● Your task: State the number of lines that contain "محمد", with no other text.

● Records for the exercise:

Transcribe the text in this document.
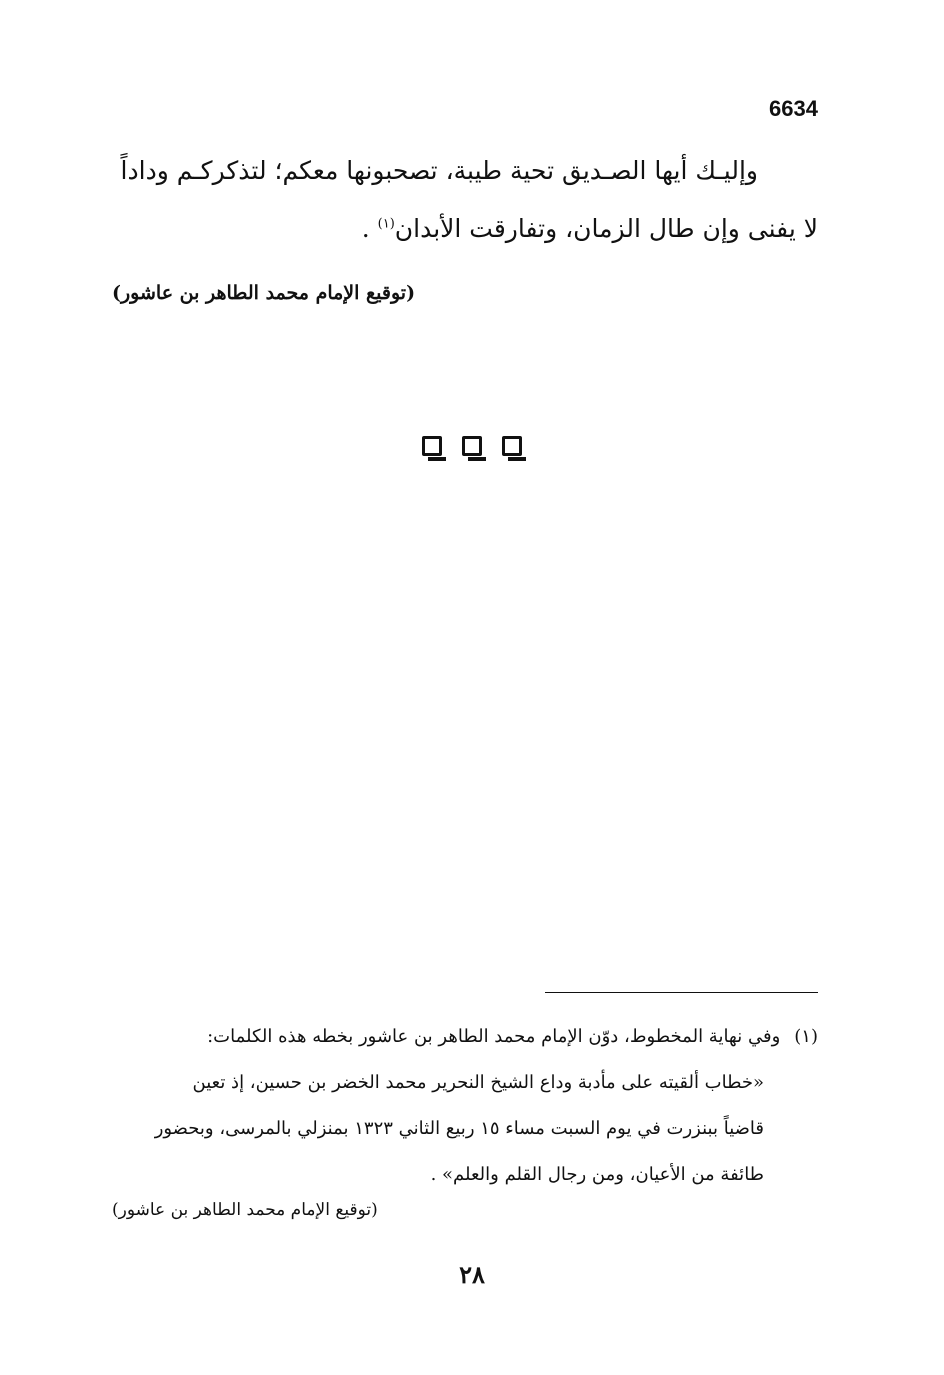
6634

وإليـك أيها الصـديق تحية طيبة، تصحبونها معكم؛ لتذكركـم وداداً

لا يفنى وإن طال الزمان، وتفارقت الأبدان$^{(١)}$ .

(توقيع الإمام محمد الطاهر بن عاشور)

(١)وفي نهاية المخطوط، دوّن الإمام محمد الطاهر بن عاشور بخطه هذه الكلمات:

«خطاب ألقيته على مأدبة وداع الشيخ النحرير محمد الخضر بن حسين، إذ تعين

قاضياً ببنزرت في يوم السبت مساء ١٥ ربيع الثاني ١٣٢٣ بمنزلي بالمرسى، وبحضور

طائفة من الأعيان، ومن رجال القلم والعلم» .

(توقيع الإمام محمد الطاهر بن عاشور)
٢٨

● Completed task: 4